EXERCISE. Using the data below, gather each line that includes the word "работников".

WORKING DATA.
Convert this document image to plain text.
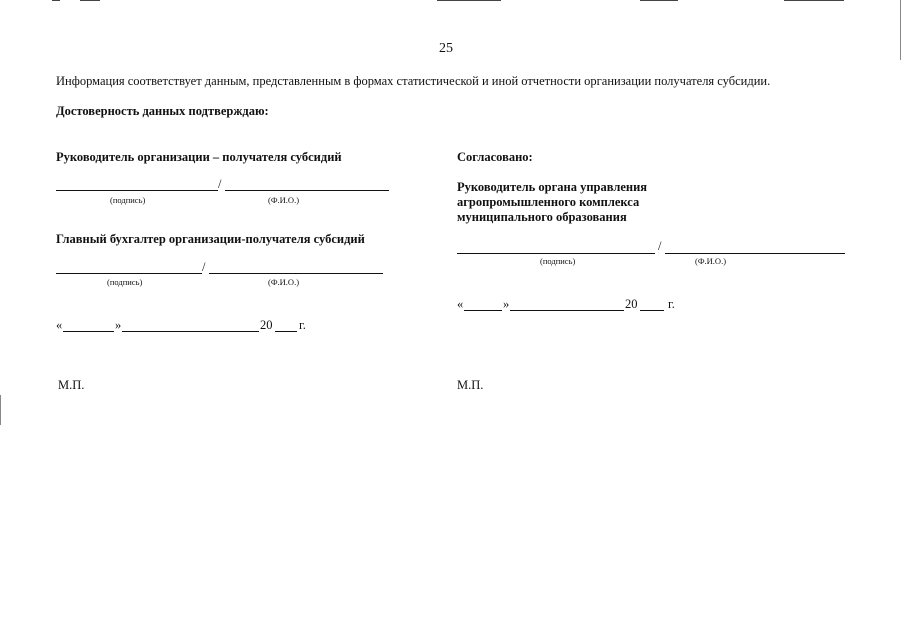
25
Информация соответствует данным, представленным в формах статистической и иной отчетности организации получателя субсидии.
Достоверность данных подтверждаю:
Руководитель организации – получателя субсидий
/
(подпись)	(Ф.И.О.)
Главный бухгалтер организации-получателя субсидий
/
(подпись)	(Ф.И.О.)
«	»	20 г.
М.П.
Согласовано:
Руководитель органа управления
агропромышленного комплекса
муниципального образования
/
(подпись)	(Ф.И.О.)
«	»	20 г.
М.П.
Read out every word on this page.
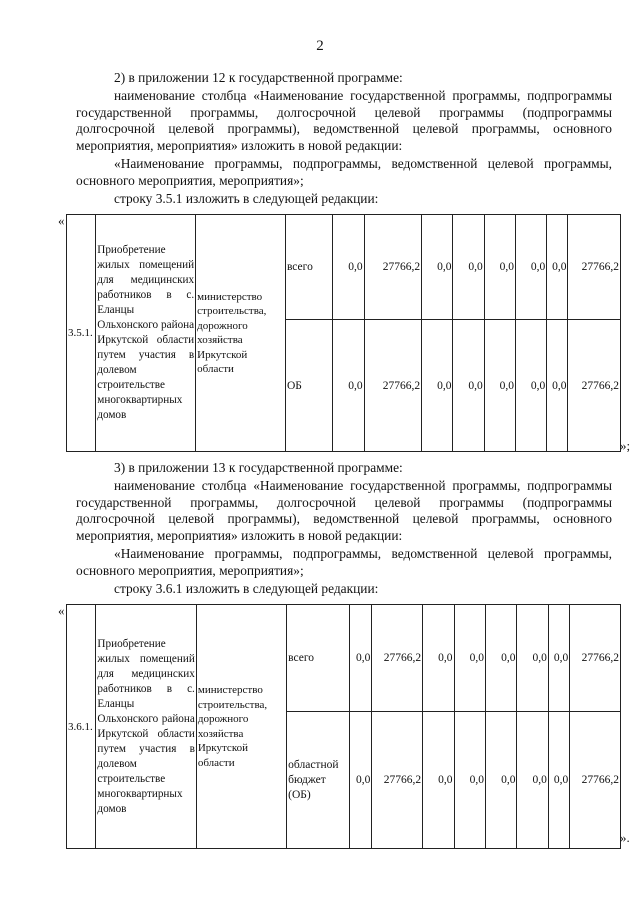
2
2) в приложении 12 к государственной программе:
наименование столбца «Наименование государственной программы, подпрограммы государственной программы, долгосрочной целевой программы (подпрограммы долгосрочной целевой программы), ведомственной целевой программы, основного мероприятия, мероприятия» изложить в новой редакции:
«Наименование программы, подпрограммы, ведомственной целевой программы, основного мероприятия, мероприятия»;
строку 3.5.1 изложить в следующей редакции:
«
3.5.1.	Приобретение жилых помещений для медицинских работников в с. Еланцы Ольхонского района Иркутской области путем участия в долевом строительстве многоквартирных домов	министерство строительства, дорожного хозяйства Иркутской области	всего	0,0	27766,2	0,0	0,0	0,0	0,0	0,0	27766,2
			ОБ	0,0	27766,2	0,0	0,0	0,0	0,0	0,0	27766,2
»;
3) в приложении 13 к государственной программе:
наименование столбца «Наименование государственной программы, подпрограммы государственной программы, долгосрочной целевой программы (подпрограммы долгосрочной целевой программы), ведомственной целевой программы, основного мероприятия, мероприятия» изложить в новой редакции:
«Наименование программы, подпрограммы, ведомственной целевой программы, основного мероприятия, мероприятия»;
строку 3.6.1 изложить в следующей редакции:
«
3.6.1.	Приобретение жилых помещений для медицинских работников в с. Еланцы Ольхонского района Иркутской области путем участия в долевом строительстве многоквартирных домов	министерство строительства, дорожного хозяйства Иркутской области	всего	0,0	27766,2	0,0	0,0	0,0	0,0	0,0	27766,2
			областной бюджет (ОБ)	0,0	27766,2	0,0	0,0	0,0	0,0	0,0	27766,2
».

---

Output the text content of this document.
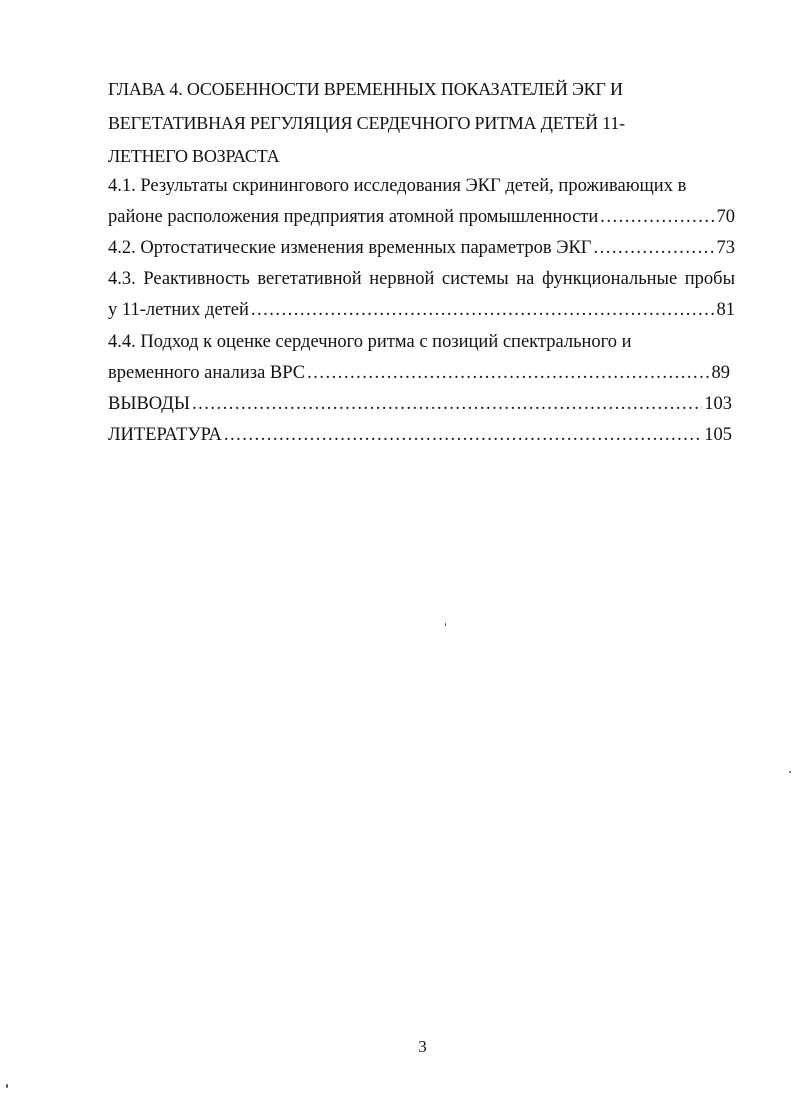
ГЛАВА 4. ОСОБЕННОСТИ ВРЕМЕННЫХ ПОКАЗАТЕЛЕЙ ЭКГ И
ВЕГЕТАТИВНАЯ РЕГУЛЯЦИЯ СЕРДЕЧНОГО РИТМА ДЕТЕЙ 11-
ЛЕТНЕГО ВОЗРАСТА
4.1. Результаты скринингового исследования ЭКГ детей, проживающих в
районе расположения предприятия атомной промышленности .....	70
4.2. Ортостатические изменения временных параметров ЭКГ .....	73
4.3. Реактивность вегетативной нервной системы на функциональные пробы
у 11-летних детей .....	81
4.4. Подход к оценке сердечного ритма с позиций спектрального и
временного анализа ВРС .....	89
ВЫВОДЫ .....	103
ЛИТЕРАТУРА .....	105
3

RESPONSE TO THE TASK.
3.5.1.	Приобретение жилых помещений для медицинских работников в с. Еланцы Ольхонского района Иркутской области путем участия в долевом строительстве многоквартирных домов	министерство строительства, дорожного хозяйства Иркутской области	всего	0,0	27766,2	0,0	0,0	0,0	0,0	0,0	27766,2
3.6.1.	Приобретение жилых помещений для медицинских работников в с. Еланцы Ольхонского района Иркутской области путем участия в долевом строительстве многоквартирных домов	министерство строительства, дорожного хозяйства Иркутской области	всего	0,0	27766,2	0,0	0,0	0,0	0,0	0,0	27766,2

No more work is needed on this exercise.